Extract the complete data exactly as given.

— begin —

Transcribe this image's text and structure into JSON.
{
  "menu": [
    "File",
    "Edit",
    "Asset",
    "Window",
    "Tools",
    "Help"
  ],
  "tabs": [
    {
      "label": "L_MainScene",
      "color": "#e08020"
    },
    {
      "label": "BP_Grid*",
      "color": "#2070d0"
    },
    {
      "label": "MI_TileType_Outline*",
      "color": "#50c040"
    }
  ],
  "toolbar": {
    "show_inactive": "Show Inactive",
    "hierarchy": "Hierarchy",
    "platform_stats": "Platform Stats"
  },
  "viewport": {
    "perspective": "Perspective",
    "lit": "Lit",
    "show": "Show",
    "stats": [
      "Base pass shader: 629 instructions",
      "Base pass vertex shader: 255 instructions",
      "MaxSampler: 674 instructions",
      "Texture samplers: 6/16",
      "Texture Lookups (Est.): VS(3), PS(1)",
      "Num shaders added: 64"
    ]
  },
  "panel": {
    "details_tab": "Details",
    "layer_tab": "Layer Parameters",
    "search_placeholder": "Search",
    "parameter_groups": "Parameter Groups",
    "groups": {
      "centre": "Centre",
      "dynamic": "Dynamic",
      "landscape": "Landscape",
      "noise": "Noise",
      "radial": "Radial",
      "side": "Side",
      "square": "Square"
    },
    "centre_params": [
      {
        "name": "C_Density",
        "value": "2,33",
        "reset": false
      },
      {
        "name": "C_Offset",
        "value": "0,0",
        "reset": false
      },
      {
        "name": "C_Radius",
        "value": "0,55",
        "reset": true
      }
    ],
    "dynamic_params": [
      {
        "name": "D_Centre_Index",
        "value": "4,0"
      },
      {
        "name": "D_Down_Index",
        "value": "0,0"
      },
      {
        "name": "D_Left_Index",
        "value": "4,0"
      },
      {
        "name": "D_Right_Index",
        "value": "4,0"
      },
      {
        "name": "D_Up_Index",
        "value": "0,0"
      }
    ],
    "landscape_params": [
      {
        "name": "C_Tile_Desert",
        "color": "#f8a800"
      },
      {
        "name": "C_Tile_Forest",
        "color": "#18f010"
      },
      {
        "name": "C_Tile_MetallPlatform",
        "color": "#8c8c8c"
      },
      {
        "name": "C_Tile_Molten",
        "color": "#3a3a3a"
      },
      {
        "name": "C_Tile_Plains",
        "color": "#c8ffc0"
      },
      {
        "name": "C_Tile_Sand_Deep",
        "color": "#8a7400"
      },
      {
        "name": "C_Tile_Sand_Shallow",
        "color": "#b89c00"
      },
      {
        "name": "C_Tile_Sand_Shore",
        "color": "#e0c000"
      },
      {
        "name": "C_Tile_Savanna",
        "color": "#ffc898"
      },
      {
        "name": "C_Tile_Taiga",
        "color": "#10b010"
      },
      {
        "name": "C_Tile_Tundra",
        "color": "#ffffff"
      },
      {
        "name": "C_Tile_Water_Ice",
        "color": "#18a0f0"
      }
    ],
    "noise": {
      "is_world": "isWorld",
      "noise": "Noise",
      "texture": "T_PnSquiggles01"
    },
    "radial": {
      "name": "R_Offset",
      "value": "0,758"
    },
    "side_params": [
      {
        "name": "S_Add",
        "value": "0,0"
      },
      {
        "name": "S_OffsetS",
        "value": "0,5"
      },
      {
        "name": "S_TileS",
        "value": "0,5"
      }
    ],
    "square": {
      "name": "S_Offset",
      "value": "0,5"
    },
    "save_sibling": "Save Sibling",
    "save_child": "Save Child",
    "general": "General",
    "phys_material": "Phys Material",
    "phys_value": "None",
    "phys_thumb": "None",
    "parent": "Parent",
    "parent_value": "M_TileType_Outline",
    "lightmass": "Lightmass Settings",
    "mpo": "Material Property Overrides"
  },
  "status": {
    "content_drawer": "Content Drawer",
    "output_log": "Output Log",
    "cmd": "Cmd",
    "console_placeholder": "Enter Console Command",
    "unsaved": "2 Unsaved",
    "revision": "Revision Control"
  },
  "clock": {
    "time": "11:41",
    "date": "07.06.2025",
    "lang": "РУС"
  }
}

— end —

#### Result of the task:
Transcribe this image's text and structure into JSON.
{
  "menu": [
    "File",
    "Edit",
    "Asset",
    "Window",
    "Tools",
    "Help"
  ],
  "tabs": [
    {
      "label": "L_MainScene",
      "color": "#e08020"
    },
    {
      "label": "BP_Grid*",
      "color": "#2070d0"
    },
    {
      "label": "MI_TileType_Outline*",
      "color": "#50c040"
    }
  ],
  "toolbar": {
    "show_inactive": "Show Inactive",
    "hierarchy": "Hierarchy",
    "platform_stats": "Platform Stats"
  },
  "viewport": {
    "perspective": "Perspective",
    "lit": "Lit",
    "show": "Show",
    "stats": [
      "Base pass shader: 629 instructions",
      "Base pass vertex shader: 255 instructions",
      "MaxSampler: 674 instructions",
      "Texture samplers: 6/16",
      "Texture Lookups (Est.): VS(3), PS(1)",
      "Num shaders added: 64"
    ]
  },
  "panel": {
    "details_tab": "Details",
    "layer_tab": "Layer Parameters",
    "search_placeholder": "Search",
    "parameter_groups": "Parameter Groups",
    "groups": {
      "centre": "Centre",
      "dynamic": "Dynamic",
      "landscape": "Landscape",
      "noise": "Noise",
      "radial": "Radial",
      "side": "Side",
      "square": "Square"
    },
    "centre_params": [
      {
        "name": "C_Density",
        "value": "2,33",
        "reset": false
      },
      {
        "name": "C_Offset",
        "value": "0,0",
        "reset": false
      },
      {
        "name": "C_Radius",
        "value": "0,55",
        "reset": true
      }
    ],
    "dynamic_params": [
      {
        "name": "D_Centre_Index",
        "value": "4,0"
      },
      {
        "name": "D_Down_Index",
        "value": "0,0"
      },
      {
        "name": "D_Left_Index",
        "value": "4,0"
      },
      {
        "name": "D_Right_Index",
        "value": "4,0"
      },
      {
        "name": "D_Up_Index",
        "value": "0,0"
      }
    ],
    "landscape_params": [
      {
        "name": "C_Tile_Desert",
        "color": "#f8a800"
      },
      {
        "name": "C_Tile_Forest",
        "color": "#18f010"
      },
      {
        "name": "C_Tile_MetallPlatform",
        "color": "#8c8c8c"
      },
      {
        "name": "C_Tile_Molten",
        "color": "#3a3a3a"
      },
      {
        "name": "C_Tile_Plains",
        "color": "#c8ffc0"
      },
      {
        "name": "C_Tile_Sand_Deep",
        "color": "#8a7400"
      },
      {
        "name": "C_Tile_Sand_Shallow",
        "color": "#b89c00"
      },
      {
        "name": "C_Tile_Sand_Shore",
        "color": "#e0c000"
      },
      {
        "name": "C_Tile_Savanna",
        "color": "#ffc898"
      },
      {
        "name": "C_Tile_Taiga",
        "color": "#10b010"
      },
      {
        "name": "C_Tile_Tundra",
        "color": "#ffffff"
      },
      {
        "name": "C_Tile_Water_Ice",
        "color": "#18a0f0"
      }
    ],
    "noise": {
      "is_world": "isWorld",
      "noise": "Noise",
      "texture": "T_PnSquiggles01"
    },
    "radial": {
      "name": "R_Offset",
      "value": "0,758"
    },
    "side_params": [
      {
        "name": "S_Add",
        "value": "0,0"
      },
      {
        "name": "S_OffsetS",
        "value": "0,5"
      },
      {
        "name": "S_TileS",
        "value": "0,5"
      }
    ],
    "square": {
      "name": "S_Offset",
      "value": "0,5"
    },
    "save_sibling": "Save Sibling",
    "save_child": "Save Child",
    "general": "General",
    "phys_material": "Phys Material",
    "phys_value": "None",
    "phys_thumb": "None",
    "parent": "Parent",
    "parent_value": "M_TileType_Outline",
    "lightmass": "Lightmass Settings",
    "mpo": "Material Property Overrides"
  },
  "status": {
    "content_drawer": "Content Drawer",
    "output_log": "Output Log",
    "cmd": "Cmd",
    "console_placeholder": "Enter Console Command",
    "unsaved": "2 Unsaved",
    "revision": "Revision Control"
  },
  "clock": {
    "time": "11:41",
    "date": "07.06.2025",
    "lang": "РУС"
  }
}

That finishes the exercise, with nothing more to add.